**Written instruction**
Return the listing word for word, as given.

**Data to process**
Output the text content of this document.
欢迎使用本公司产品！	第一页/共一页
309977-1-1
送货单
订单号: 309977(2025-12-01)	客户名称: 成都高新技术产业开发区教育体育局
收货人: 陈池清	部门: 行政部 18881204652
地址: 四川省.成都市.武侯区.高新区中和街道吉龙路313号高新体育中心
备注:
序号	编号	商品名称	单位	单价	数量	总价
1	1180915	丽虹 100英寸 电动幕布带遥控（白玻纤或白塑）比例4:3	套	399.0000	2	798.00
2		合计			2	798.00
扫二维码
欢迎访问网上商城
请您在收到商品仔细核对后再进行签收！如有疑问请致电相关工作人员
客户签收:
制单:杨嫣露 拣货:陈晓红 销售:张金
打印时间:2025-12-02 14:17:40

**Task output**
Output the text content of this document.
欢迎使用本公司产品！	第一页/共一页
309977-1-1
送货单
订单号: 309977(2025-12-01)	客户名称: 成都高新技术产业开发区教育体育局
收货人: 陈池清	部门: 行政部 18881204652
地址: 四川省.成都市.武侯区.高新区中和街道吉龙路313号高新体育中心
备注:
序号	编号	商品名称	单位	单价	数量	总价
1	1180915	丽虹 100英寸 电动幕布带遥控（白玻纤或白塑）比例4:3	套	399.0000	2	798.00
2		合计			2	798.00
扫二维码
欢迎访问网上商城
请您在收到商品仔细核对后再进行签收！如有疑问请致电相关工作人员
客户签收:
制单:杨嫣露 拣货:陈晓红 销售:张金
打印时间:2025-12-02 14:17:40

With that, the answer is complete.